→ **WHAT YOU NEED TO DO**:
Give back the full listing verbatim, apart from its images.

→ **DATASET**:
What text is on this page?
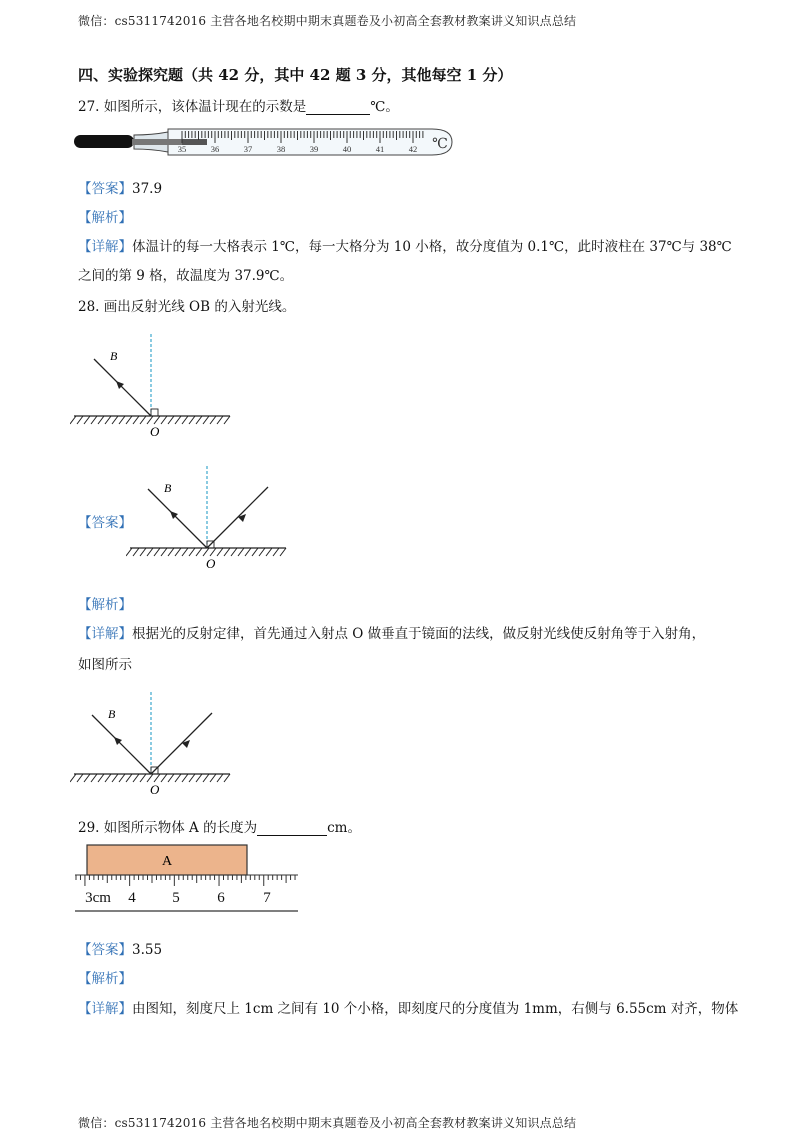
微信：cs5311742016 主营各地名校期中期末真题卷及小初高全套教材教案讲义知识点总结
四、实验探究题（共 42 分，其中 42 题 3 分，其他每空 1 分）
27. 如图所示，该体温计现在的示数是	℃。
35	36	37	38	39	40	41	42 ℃
【答案】37.9
【解析】
【详解】体温计的每一大格表示 1℃，每一大格分为 10 小格，故分度值为 0.1℃，此时液柱在 37℃与 38℃
之间的第 9 格，故温度为 37.9℃。
28. 画出反射光线 OB 的入射光线。
B
O
【答案】
B
O
【解析】
【详解】根据光的反射定律，首先通过入射点 O 做垂直于镜面的法线，做反射光线使反射角等于入射角，
如图所示
B
O
29. 如图所示物体 A 的长度为	cm。
A
3cm 4 5	6	7
【答案】3.55
【解析】
【详解】由图知，刻度尺上 1cm 之间有 10 个小格，即刻度尺的分度值为 1mm，右侧与 6.55cm 对齐，物体
微信：cs5311742016 主营各地名校期中期末真题卷及小初高全套教材教案讲义知识点总结
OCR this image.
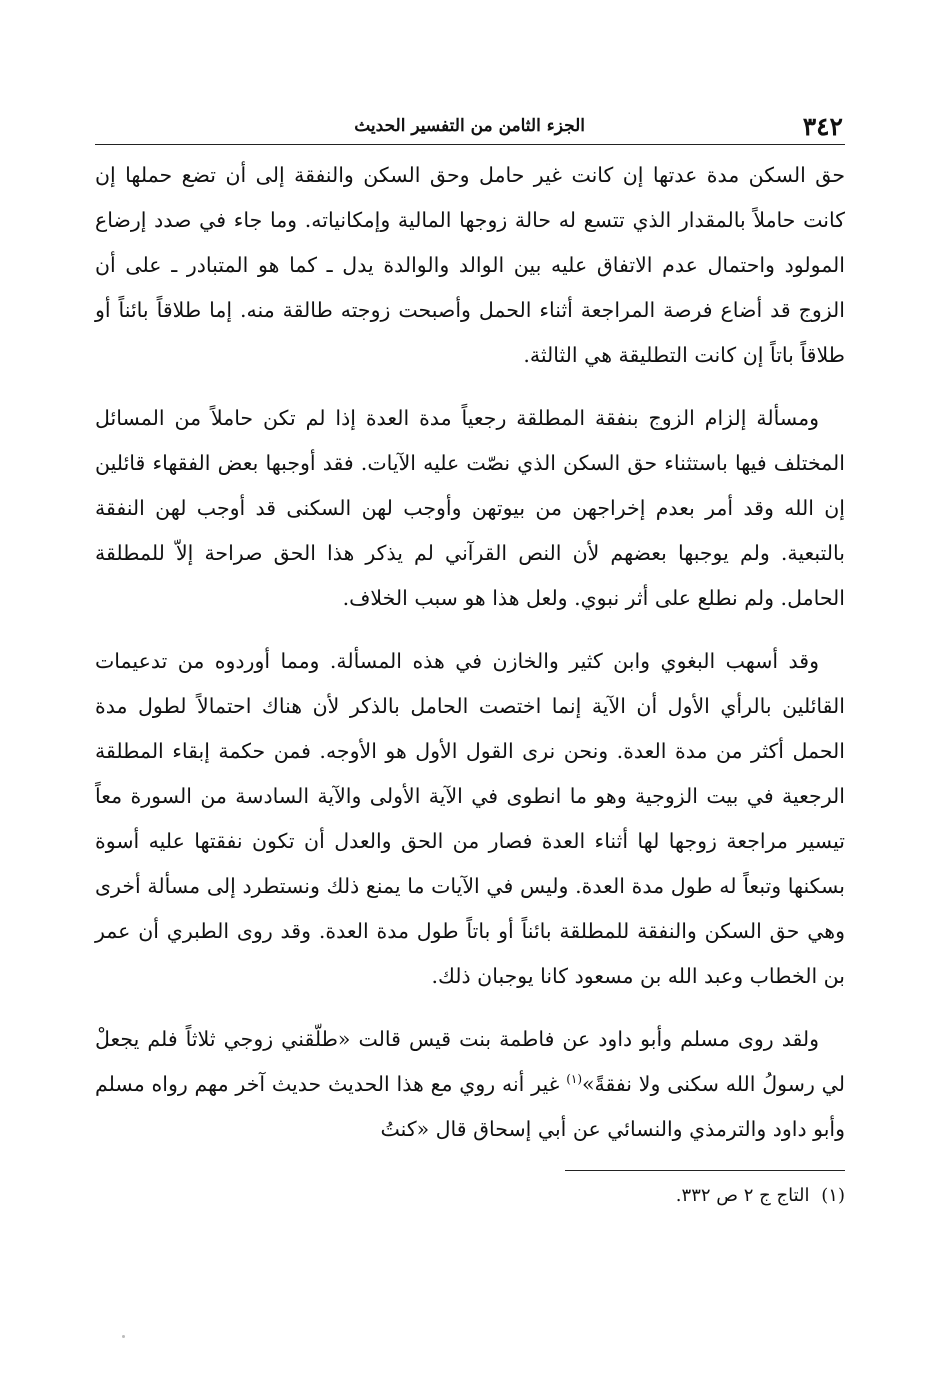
٣٤٢
الجزء الثامن من التفسير الحديث

حق السكن مدة عدتها إن كانت غير حامل وحق السكن والنفقة إلى أن تضع حملها إن كانت حاملاً بالمقدار الذي تتسع له حالة زوجها المالية وإمكانياته. وما جاء في صدد إرضاع المولود واحتمال عدم الاتفاق عليه بين الوالد والوالدة يدل ـ كما هو المتبادر ـ على أن الزوج قد أضاع فرصة المراجعة أثناء الحمل وأصبحت زوجته طالقة منه. إما طلاقاً بائناً أو طلاقاً باتاً إن كانت التطليقة هي الثالثة.

ومسألة إلزام الزوج بنفقة المطلقة رجعياً مدة العدة إذا لم تكن حاملاً من المسائل المختلف فيها باستثناء حق السكن الذي نصّت عليه الآيات. فقد أوجبها بعض الفقهاء قائلين إن الله وقد أمر بعدم إخراجهن من بيوتهن وأوجب لهن السكنى قد أوجب لهن النفقة بالتبعية. ولم يوجبها بعضهم لأن النص القرآني لم يذكر هذا الحق صراحة إلاّ للمطلقة الحامل. ولم نطلع على أثر نبوي. ولعل هذا هو سبب الخلاف.

وقد أسهب البغوي وابن كثير والخازن في هذه المسألة. ومما أوردوه من تدعيمات القائلين بالرأي الأول أن الآية إنما اختصت الحامل بالذكر لأن هناك احتمالاً لطول مدة الحمل أكثر من مدة العدة. ونحن نرى القول الأول هو الأوجه. فمن حكمة إبقاء المطلقة الرجعية في بيت الزوجية وهو ما انطوى في الآية الأولى والآية السادسة من السورة معاً تيسير مراجعة زوجها لها أثناء العدة فصار من الحق والعدل أن تكون نفقتها عليه أسوة بسكنها وتبعاً له طول مدة العدة. وليس في الآيات ما يمنع ذلك ونستطرد إلى مسألة أخرى وهي حق السكن والنفقة للمطلقة بائناً أو باتاً طول مدة العدة. وقد روى الطبري أن عمر بن الخطاب وعبد الله بن مسعود كانا يوجبان ذلك.

ولقد روى مسلم وأبو داود عن فاطمة بنت قيس قالت «طلّقني زوجي ثلاثاً فلم يجعلْ لي رسولُ الله سكنى ولا نفقةً»$^{(١)}$ غير أنه روي مع هذا الحديث حديث آخر مهم رواه مسلم وأبو داود والترمذي والنسائي عن أبي إسحاق قال «كنتُ

(١) التاج ج ٢ ص ٣٣٢.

→ **FINISHED TASK**:
What text is on this page?
微信：cs5311742016 主营各地名校期中期末真题卷及小初高全套教材教案讲义知识点总结
四、实验探究题（共 42 分，其中 42 题 3 分，其他每空 1 分）
27. 如图所示，该体温计现在的示数是	℃。
35	36	37	38	39	40	41	42 ℃
【答案】37.9
【解析】
【详解】体温计的每一大格表示 1℃，每一大格分为 10 小格，故分度值为 0.1℃，此时液柱在 37℃与 38℃
之间的第 9 格，故温度为 37.9℃。
28. 画出反射光线 OB 的入射光线。
B
O
【答案】
B
O
【解析】
【详解】根据光的反射定律，首先通过入射点 O 做垂直于镜面的法线，做反射光线使反射角等于入射角，
如图所示
B
O
29. 如图所示物体 A 的长度为	cm。
A
3cm 4 5	6	7
【答案】3.55
【解析】
【详解】由图知，刻度尺上 1cm 之间有 10 个小格，即刻度尺的分度值为 1mm，右侧与 6.55cm 对齐，物体
微信：cs5311742016 主营各地名校期中期末真题卷及小初高全套教材教案讲义知识点总结
OCR this image.
٣٤٢
الجزء الثامن من التفسير الحديث

حق السكن مدة عدتها إن كانت غير حامل وحق السكن والنفقة إلى أن تضع حملها إن كانت حاملاً بالمقدار الذي تتسع له حالة زوجها المالية وإمكانياته. وما جاء في صدد إرضاع المولود واحتمال عدم الاتفاق عليه بين الوالد والوالدة يدل ـ كما هو المتبادر ـ على أن الزوج قد أضاع فرصة المراجعة أثناء الحمل وأصبحت زوجته طالقة منه. إما طلاقاً بائناً أو طلاقاً باتاً إن كانت التطليقة هي الثالثة.

ومسألة إلزام الزوج بنفقة المطلقة رجعياً مدة العدة إذا لم تكن حاملاً من المسائل المختلف فيها باستثناء حق السكن الذي نصّت عليه الآيات. فقد أوجبها بعض الفقهاء قائلين إن الله وقد أمر بعدم إخراجهن من بيوتهن وأوجب لهن السكنى قد أوجب لهن النفقة بالتبعية. ولم يوجبها بعضهم لأن النص القرآني لم يذكر هذا الحق صراحة إلاّ للمطلقة الحامل. ولم نطلع على أثر نبوي. ولعل هذا هو سبب الخلاف.

وقد أسهب البغوي وابن كثير والخازن في هذه المسألة. ومما أوردوه من تدعيمات القائلين بالرأي الأول أن الآية إنما اختصت الحامل بالذكر لأن هناك احتمالاً لطول مدة الحمل أكثر من مدة العدة. ونحن نرى القول الأول هو الأوجه. فمن حكمة إبقاء المطلقة الرجعية في بيت الزوجية وهو ما انطوى في الآية الأولى والآية السادسة من السورة معاً تيسير مراجعة زوجها لها أثناء العدة فصار من الحق والعدل أن تكون نفقتها عليه أسوة بسكنها وتبعاً له طول مدة العدة. وليس في الآيات ما يمنع ذلك ونستطرد إلى مسألة أخرى وهي حق السكن والنفقة للمطلقة بائناً أو باتاً طول مدة العدة. وقد روى الطبري أن عمر بن الخطاب وعبد الله بن مسعود كانا يوجبان ذلك.

ولقد روى مسلم وأبو داود عن فاطمة بنت قيس قالت «طلّقني زوجي ثلاثاً فلم يجعلْ لي رسولُ الله سكنى ولا نفقةً»$^{(١)}$ غير أنه روي مع هذا الحديث حديث آخر مهم رواه مسلم وأبو داود والترمذي والنسائي عن أبي إسحاق قال «كنتُ

(١) التاج ج ٢ ص ٣٣٢.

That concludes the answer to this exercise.